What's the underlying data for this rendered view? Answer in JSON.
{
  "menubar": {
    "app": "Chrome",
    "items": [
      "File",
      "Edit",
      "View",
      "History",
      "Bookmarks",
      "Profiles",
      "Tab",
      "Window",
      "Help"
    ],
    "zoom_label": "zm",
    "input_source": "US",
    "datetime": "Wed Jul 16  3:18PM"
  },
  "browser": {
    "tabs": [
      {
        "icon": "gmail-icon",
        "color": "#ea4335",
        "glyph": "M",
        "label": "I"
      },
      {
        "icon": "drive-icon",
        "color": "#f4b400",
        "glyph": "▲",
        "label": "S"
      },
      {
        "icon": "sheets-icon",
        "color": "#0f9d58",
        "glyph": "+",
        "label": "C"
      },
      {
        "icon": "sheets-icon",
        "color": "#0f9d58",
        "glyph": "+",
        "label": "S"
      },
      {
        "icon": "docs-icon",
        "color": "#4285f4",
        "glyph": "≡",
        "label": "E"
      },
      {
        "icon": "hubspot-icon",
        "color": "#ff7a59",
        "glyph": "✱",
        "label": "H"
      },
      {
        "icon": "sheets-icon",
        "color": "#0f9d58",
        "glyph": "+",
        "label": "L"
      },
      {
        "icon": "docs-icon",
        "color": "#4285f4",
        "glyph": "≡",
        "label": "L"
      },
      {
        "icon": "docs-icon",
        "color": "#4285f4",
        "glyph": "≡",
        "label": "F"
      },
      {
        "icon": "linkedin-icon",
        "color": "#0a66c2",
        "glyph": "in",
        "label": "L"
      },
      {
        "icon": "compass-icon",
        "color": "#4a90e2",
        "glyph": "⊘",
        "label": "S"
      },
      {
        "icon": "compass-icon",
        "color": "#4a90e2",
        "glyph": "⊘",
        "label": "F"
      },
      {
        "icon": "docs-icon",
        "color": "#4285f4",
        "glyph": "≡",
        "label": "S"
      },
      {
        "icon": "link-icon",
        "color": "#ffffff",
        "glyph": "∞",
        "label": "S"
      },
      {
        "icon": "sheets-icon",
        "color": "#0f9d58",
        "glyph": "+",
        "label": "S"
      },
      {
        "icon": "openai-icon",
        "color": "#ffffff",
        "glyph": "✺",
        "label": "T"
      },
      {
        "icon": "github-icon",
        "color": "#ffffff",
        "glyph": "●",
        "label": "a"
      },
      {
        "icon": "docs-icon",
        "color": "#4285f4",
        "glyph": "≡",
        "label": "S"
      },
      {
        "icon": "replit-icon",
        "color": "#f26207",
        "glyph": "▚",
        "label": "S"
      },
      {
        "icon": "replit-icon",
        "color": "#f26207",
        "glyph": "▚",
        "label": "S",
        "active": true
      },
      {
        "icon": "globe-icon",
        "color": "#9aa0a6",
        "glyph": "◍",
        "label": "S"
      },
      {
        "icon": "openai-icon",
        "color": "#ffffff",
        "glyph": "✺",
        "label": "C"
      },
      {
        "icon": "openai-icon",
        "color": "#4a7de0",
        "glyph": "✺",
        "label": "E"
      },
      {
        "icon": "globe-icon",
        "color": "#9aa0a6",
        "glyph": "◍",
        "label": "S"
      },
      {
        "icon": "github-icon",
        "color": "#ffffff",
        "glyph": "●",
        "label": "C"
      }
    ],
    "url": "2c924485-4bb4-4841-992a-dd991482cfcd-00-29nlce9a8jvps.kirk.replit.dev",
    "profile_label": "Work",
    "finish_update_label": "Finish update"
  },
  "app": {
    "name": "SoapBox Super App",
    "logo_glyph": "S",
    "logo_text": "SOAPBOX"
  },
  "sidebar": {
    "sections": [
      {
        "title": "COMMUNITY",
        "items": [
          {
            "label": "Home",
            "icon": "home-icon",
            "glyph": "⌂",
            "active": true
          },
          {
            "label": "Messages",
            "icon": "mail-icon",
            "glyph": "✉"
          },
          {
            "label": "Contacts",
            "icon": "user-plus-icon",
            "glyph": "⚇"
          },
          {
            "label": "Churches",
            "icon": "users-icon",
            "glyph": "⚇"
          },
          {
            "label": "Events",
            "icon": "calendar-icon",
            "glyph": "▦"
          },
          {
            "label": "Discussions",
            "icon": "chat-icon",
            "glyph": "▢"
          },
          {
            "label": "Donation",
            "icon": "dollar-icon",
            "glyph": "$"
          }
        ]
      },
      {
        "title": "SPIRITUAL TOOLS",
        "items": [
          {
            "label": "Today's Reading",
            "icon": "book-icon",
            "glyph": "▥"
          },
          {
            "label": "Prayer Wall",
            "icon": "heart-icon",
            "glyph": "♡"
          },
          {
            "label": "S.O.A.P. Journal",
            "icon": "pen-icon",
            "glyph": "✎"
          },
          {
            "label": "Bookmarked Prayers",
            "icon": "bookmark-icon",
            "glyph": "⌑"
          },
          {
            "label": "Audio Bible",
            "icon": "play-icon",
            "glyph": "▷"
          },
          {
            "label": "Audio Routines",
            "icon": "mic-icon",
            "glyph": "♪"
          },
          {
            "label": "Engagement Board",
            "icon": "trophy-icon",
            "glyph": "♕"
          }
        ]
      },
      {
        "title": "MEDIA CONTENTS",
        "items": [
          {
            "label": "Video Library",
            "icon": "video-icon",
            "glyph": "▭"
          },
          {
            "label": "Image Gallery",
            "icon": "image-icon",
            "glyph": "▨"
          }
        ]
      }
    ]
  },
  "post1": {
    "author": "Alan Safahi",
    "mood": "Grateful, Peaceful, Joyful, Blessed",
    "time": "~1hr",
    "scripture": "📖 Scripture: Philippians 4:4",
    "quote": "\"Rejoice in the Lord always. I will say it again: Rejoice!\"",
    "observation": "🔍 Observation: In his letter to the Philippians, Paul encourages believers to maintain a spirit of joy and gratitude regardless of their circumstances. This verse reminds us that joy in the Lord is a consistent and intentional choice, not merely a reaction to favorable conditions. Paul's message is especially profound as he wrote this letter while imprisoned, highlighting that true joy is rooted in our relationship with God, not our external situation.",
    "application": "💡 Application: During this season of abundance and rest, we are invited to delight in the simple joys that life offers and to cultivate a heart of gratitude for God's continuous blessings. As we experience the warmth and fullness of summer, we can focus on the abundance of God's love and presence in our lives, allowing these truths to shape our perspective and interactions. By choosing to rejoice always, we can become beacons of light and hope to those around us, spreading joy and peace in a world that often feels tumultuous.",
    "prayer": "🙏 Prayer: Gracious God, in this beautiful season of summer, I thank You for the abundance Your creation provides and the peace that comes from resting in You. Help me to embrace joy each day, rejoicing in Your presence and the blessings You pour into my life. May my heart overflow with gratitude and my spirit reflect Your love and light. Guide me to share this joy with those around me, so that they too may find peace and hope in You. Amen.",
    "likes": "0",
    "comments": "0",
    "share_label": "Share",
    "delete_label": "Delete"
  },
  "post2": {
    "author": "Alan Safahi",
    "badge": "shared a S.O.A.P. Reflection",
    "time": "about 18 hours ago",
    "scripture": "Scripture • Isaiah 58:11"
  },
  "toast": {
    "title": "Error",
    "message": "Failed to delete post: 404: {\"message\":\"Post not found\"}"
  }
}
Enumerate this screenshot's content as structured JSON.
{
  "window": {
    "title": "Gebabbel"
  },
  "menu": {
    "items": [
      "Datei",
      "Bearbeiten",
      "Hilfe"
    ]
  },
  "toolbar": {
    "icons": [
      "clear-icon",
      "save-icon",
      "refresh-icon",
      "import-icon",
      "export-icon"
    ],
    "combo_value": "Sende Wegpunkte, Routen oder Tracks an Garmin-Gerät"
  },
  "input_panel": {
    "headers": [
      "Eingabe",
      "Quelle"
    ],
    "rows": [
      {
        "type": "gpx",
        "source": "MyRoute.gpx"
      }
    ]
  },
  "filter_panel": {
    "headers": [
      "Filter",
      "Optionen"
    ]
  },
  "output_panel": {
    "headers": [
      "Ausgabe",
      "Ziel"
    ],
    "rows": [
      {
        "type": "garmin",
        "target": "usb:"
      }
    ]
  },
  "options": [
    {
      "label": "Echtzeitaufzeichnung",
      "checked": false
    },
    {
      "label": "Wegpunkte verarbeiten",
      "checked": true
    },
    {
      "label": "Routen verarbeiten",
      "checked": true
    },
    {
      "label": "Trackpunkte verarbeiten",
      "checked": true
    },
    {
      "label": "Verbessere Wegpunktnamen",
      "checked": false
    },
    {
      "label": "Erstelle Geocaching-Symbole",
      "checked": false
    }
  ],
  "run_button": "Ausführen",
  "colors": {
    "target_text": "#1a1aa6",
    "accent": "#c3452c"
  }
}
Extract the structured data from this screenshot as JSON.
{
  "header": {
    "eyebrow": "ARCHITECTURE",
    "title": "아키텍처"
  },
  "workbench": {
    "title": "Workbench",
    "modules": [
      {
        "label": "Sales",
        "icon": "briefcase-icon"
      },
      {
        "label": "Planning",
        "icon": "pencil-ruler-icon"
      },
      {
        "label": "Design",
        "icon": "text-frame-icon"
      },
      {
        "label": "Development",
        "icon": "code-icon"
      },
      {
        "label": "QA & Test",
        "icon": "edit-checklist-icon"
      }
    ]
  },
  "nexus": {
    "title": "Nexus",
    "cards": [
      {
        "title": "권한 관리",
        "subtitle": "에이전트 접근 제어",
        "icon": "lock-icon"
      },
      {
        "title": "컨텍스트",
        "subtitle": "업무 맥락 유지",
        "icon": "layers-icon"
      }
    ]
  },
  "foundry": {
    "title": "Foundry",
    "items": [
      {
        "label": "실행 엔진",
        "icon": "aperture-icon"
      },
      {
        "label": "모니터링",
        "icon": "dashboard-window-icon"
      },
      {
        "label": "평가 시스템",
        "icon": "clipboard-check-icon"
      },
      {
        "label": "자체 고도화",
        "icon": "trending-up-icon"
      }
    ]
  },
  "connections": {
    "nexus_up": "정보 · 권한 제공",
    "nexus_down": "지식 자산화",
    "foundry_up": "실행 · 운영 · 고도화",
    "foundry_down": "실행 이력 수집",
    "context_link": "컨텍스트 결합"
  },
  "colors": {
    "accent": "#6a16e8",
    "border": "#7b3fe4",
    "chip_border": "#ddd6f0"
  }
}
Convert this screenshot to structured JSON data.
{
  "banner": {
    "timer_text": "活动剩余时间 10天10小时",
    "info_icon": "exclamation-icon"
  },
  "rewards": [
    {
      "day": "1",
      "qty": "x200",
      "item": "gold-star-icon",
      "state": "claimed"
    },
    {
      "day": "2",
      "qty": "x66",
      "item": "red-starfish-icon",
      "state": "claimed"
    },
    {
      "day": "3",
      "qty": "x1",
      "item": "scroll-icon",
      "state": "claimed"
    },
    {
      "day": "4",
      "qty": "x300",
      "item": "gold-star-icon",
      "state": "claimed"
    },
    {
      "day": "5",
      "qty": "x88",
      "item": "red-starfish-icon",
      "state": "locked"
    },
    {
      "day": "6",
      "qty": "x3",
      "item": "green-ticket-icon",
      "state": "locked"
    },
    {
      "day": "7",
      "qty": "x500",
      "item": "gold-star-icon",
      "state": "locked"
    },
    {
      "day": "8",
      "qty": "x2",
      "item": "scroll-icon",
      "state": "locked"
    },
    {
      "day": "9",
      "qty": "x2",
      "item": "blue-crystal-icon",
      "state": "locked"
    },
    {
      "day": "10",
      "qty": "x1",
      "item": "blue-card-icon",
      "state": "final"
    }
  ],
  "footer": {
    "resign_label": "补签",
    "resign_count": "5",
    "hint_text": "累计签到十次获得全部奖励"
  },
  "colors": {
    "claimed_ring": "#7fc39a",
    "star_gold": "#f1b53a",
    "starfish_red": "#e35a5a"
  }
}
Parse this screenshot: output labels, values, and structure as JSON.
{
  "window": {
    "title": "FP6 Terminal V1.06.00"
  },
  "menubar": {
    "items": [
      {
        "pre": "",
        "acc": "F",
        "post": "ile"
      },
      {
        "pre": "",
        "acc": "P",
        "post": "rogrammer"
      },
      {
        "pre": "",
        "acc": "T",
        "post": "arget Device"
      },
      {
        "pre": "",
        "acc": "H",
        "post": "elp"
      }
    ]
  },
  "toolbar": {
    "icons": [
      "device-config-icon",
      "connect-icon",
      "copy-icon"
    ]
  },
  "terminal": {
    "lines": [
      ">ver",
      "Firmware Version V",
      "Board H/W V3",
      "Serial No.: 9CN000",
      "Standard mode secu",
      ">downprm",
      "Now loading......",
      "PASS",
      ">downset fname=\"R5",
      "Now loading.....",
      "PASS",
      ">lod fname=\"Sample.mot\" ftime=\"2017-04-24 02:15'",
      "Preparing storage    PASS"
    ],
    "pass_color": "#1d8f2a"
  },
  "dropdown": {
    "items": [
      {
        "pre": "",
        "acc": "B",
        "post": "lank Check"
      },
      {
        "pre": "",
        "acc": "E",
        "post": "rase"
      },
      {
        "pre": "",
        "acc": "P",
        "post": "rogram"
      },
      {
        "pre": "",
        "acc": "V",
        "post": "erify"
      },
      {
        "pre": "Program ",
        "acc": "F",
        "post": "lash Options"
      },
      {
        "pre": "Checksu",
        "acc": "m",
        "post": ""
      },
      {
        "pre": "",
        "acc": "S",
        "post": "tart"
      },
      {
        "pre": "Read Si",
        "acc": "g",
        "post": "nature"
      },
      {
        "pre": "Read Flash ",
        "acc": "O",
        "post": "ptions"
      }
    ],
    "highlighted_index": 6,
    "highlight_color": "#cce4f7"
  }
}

^^^^

◆ **WRITTEN EXERCISE**
Count the lines of the data that include the string "screenshot", and give only that number.

◆ **TASK RESULT**
4